--- Try it ---
Each entry below must appear in the answer exactly as written.

----------------

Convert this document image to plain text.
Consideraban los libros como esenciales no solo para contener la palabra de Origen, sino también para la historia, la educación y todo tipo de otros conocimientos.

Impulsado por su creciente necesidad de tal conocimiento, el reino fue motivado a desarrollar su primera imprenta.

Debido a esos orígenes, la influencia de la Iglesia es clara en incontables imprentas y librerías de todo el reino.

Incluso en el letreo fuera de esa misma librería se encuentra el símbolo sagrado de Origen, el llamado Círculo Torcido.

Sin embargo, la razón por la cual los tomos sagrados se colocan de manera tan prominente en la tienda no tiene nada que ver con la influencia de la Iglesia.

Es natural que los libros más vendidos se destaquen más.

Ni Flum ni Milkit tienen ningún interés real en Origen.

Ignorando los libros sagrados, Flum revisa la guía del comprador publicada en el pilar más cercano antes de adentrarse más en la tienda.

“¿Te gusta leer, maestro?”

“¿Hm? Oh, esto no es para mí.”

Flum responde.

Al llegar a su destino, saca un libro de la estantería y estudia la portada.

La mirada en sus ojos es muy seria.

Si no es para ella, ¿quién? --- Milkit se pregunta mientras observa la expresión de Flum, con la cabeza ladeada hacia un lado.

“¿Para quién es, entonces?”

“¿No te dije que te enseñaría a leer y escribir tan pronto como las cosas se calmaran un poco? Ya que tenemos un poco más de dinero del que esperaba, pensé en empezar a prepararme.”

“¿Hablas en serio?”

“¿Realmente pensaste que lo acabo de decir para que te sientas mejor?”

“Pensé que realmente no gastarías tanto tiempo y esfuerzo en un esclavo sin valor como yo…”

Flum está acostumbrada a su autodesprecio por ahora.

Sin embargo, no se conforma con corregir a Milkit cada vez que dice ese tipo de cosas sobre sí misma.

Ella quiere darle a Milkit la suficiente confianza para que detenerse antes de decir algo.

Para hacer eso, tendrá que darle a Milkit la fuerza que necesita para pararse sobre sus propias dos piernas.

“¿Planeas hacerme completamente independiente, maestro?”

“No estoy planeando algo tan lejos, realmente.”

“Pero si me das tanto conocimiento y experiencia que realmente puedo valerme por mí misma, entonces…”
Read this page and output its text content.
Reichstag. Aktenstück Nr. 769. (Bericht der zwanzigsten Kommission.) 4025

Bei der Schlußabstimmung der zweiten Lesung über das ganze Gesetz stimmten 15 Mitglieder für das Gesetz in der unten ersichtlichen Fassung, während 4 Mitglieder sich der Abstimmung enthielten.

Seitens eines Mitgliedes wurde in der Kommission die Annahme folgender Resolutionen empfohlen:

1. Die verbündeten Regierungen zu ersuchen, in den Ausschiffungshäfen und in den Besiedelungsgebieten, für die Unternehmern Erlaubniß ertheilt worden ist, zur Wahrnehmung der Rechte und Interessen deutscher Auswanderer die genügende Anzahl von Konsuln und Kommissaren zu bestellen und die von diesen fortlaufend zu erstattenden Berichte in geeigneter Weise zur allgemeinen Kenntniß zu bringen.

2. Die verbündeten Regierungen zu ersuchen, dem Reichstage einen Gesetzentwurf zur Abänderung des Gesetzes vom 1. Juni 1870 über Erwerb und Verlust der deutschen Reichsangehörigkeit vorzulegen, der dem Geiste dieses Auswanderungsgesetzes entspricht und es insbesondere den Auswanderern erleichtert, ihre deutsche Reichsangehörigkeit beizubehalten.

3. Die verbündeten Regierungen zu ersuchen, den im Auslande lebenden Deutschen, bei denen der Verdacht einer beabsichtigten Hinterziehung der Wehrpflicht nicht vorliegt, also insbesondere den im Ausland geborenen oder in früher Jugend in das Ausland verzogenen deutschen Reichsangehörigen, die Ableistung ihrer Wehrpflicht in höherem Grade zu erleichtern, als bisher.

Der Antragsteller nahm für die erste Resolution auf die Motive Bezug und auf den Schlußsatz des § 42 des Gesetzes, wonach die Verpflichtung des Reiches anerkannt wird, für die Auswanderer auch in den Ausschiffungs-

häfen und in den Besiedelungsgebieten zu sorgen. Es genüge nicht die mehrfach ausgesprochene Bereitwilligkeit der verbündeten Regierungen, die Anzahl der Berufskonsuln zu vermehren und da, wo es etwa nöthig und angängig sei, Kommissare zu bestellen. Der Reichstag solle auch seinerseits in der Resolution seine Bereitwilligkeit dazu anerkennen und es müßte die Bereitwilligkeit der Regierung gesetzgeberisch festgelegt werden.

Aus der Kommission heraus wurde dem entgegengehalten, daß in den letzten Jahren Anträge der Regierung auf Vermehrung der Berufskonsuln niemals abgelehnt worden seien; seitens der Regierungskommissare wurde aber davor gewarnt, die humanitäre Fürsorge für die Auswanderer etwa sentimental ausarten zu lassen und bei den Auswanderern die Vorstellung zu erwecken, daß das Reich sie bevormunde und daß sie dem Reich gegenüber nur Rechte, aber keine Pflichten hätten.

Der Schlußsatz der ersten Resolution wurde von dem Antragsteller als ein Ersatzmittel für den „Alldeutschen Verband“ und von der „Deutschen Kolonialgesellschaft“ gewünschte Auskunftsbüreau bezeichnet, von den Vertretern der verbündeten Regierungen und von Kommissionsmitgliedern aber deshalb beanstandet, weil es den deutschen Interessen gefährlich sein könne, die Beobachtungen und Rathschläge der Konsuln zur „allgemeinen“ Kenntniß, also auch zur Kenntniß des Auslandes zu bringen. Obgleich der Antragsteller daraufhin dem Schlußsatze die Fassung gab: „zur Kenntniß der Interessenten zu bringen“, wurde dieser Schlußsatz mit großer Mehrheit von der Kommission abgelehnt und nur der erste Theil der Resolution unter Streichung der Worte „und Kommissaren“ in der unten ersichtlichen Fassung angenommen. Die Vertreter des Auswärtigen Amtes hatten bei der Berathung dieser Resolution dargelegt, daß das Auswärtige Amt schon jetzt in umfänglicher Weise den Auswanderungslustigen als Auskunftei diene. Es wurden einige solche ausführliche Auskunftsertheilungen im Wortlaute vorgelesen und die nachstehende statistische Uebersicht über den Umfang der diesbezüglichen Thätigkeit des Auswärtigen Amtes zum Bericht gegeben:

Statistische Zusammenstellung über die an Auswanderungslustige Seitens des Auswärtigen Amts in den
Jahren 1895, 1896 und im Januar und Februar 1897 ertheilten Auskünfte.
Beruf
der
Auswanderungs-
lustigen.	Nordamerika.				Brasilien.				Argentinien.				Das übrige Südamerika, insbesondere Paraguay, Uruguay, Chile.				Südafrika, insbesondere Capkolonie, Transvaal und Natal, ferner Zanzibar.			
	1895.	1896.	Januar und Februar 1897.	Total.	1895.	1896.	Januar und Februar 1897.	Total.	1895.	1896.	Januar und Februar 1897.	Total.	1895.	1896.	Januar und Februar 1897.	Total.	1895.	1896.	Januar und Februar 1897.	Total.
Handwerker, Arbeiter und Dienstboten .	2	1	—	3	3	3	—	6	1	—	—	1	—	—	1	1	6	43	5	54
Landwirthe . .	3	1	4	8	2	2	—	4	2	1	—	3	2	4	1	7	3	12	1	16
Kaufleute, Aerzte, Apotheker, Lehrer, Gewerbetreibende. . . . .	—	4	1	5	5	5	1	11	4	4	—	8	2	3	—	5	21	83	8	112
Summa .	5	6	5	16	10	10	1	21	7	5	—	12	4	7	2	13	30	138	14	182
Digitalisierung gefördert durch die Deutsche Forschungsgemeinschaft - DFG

----------------

--- Your response ---
Convert this document image to plain text.
Consideraban los libros como esenciales no solo para contener la palabra de Origen, sino también para la historia, la educación y todo tipo de otros conocimientos.

Impulsado por su creciente necesidad de tal conocimiento, el reino fue motivado a desarrollar su primera imprenta.

Debido a esos orígenes, la influencia de la Iglesia es clara en incontables imprentas y librerías de todo el reino.

Incluso en el letreo fuera de esa misma librería se encuentra el símbolo sagrado de Origen, el llamado Círculo Torcido.

Sin embargo, la razón por la cual los tomos sagrados se colocan de manera tan prominente en la tienda no tiene nada que ver con la influencia de la Iglesia.

Es natural que los libros más vendidos se destaquen más.

Ni Flum ni Milkit tienen ningún interés real en Origen.

Ignorando los libros sagrados, Flum revisa la guía del comprador publicada en el pilar más cercano antes de adentrarse más en la tienda.

“¿Te gusta leer, maestro?”

“¿Hm? Oh, esto no es para mí.”

Flum responde.

Al llegar a su destino, saca un libro de la estantería y estudia la portada.

La mirada en sus ojos es muy seria.

Si no es para ella, ¿quién? --- Milkit se pregunta mientras observa la expresión de Flum, con la cabeza ladeada hacia un lado.

“¿Para quién es, entonces?”

“¿No te dije que te enseñaría a leer y escribir tan pronto como las cosas se calmaran un poco? Ya que tenemos un poco más de dinero del que esperaba, pensé en empezar a prepararme.”

“¿Hablas en serio?”

“¿Realmente pensaste que lo acabo de decir para que te sientas mejor?”

“Pensé que realmente no gastarías tanto tiempo y esfuerzo en un esclavo sin valor como yo…”

Flum está acostumbrada a su autodesprecio por ahora.

Sin embargo, no se conforma con corregir a Milkit cada vez que dice ese tipo de cosas sobre sí misma.

Ella quiere darle a Milkit la suficiente confianza para que detenerse antes de decir algo.

Para hacer eso, tendrá que darle a Milkit la fuerza que necesita para pararse sobre sus propias dos piernas.

“¿Planeas hacerme completamente independiente, maestro?”

“No estoy planeando algo tan lejos, realmente.”

“Pero si me das tanto conocimiento y experiencia que realmente puedo valerme por mí misma, entonces…”
Read this page and output its text content.
Reichstag. Aktenstück Nr. 769. (Bericht der zwanzigsten Kommission.) 4025

Bei der Schlußabstimmung der zweiten Lesung über das ganze Gesetz stimmten 15 Mitglieder für das Gesetz in der unten ersichtlichen Fassung, während 4 Mitglieder sich der Abstimmung enthielten.

Seitens eines Mitgliedes wurde in der Kommission die Annahme folgender Resolutionen empfohlen:

1. Die verbündeten Regierungen zu ersuchen, in den Ausschiffungshäfen und in den Besiedelungsgebieten, für die Unternehmern Erlaubniß ertheilt worden ist, zur Wahrnehmung der Rechte und Interessen deutscher Auswanderer die genügende Anzahl von Konsuln und Kommissaren zu bestellen und die von diesen fortlaufend zu erstattenden Berichte in geeigneter Weise zur allgemeinen Kenntniß zu bringen.

2. Die verbündeten Regierungen zu ersuchen, dem Reichstage einen Gesetzentwurf zur Abänderung des Gesetzes vom 1. Juni 1870 über Erwerb und Verlust der deutschen Reichsangehörigkeit vorzulegen, der dem Geiste dieses Auswanderungsgesetzes entspricht und es insbesondere den Auswanderern erleichtert, ihre deutsche Reichsangehörigkeit beizubehalten.

3. Die verbündeten Regierungen zu ersuchen, den im Auslande lebenden Deutschen, bei denen der Verdacht einer beabsichtigten Hinterziehung der Wehrpflicht nicht vorliegt, also insbesondere den im Ausland geborenen oder in früher Jugend in das Ausland verzogenen deutschen Reichsangehörigen, die Ableistung ihrer Wehrpflicht in höherem Grade zu erleichtern, als bisher.

Der Antragsteller nahm für die erste Resolution auf die Motive Bezug und auf den Schlußsatz des § 42 des Gesetzes, wonach die Verpflichtung des Reiches anerkannt wird, für die Auswanderer auch in den Ausschiffungs-

häfen und in den Besiedelungsgebieten zu sorgen. Es genüge nicht die mehrfach ausgesprochene Bereitwilligkeit der verbündeten Regierungen, die Anzahl der Berufskonsuln zu vermehren und da, wo es etwa nöthig und angängig sei, Kommissare zu bestellen. Der Reichstag solle auch seinerseits in der Resolution seine Bereitwilligkeit dazu anerkennen und es müßte die Bereitwilligkeit der Regierung gesetzgeberisch festgelegt werden.

Aus der Kommission heraus wurde dem entgegengehalten, daß in den letzten Jahren Anträge der Regierung auf Vermehrung der Berufskonsuln niemals abgelehnt worden seien; seitens der Regierungskommissare wurde aber davor gewarnt, die humanitäre Fürsorge für die Auswanderer etwa sentimental ausarten zu lassen und bei den Auswanderern die Vorstellung zu erwecken, daß das Reich sie bevormunde und daß sie dem Reich gegenüber nur Rechte, aber keine Pflichten hätten.

Der Schlußsatz der ersten Resolution wurde von dem Antragsteller als ein Ersatzmittel für den „Alldeutschen Verband“ und von der „Deutschen Kolonialgesellschaft“ gewünschte Auskunftsbüreau bezeichnet, von den Vertretern der verbündeten Regierungen und von Kommissionsmitgliedern aber deshalb beanstandet, weil es den deutschen Interessen gefährlich sein könne, die Beobachtungen und Rathschläge der Konsuln zur „allgemeinen“ Kenntniß, also auch zur Kenntniß des Auslandes zu bringen. Obgleich der Antragsteller daraufhin dem Schlußsatze die Fassung gab: „zur Kenntniß der Interessenten zu bringen“, wurde dieser Schlußsatz mit großer Mehrheit von der Kommission abgelehnt und nur der erste Theil der Resolution unter Streichung der Worte „und Kommissaren“ in der unten ersichtlichen Fassung angenommen. Die Vertreter des Auswärtigen Amtes hatten bei der Berathung dieser Resolution dargelegt, daß das Auswärtige Amt schon jetzt in umfänglicher Weise den Auswanderungslustigen als Auskunftei diene. Es wurden einige solche ausführliche Auskunftsertheilungen im Wortlaute vorgelesen und die nachstehende statistische Uebersicht über den Umfang der diesbezüglichen Thätigkeit des Auswärtigen Amtes zum Bericht gegeben:

Statistische Zusammenstellung über die an Auswanderungslustige Seitens des Auswärtigen Amts in den
Jahren 1895, 1896 und im Januar und Februar 1897 ertheilten Auskünfte.
Beruf
der
Auswanderungs-
lustigen.	Nordamerika.				Brasilien.				Argentinien.				Das übrige Südamerika, insbesondere Paraguay, Uruguay, Chile.				Südafrika, insbesondere Capkolonie, Transvaal und Natal, ferner Zanzibar.			
	1895.	1896.	Januar und Februar 1897.	Total.	1895.	1896.	Januar und Februar 1897.	Total.	1895.	1896.	Januar und Februar 1897.	Total.	1895.	1896.	Januar und Februar 1897.	Total.	1895.	1896.	Januar und Februar 1897.	Total.
Handwerker, Arbeiter und Dienstboten .	2	1	—	3	3	3	—	6	1	—	—	1	—	—	1	1	6	43	5	54
Landwirthe . .	3	1	4	8	2	2	—	4	2	1	—	3	2	4	1	7	3	12	1	16
Kaufleute, Aerzte, Apotheker, Lehrer, Gewerbetreibende. . . . .	—	4	1	5	5	5	1	11	4	4	—	8	2	3	—	5	21	83	8	112
Summa .	5	6	5	16	10	10	1	21	7	5	—	12	4	7	2	13	30	138	14	182
Digitalisierung gefördert durch die Deutsche Forschungsgemeinschaft - DFG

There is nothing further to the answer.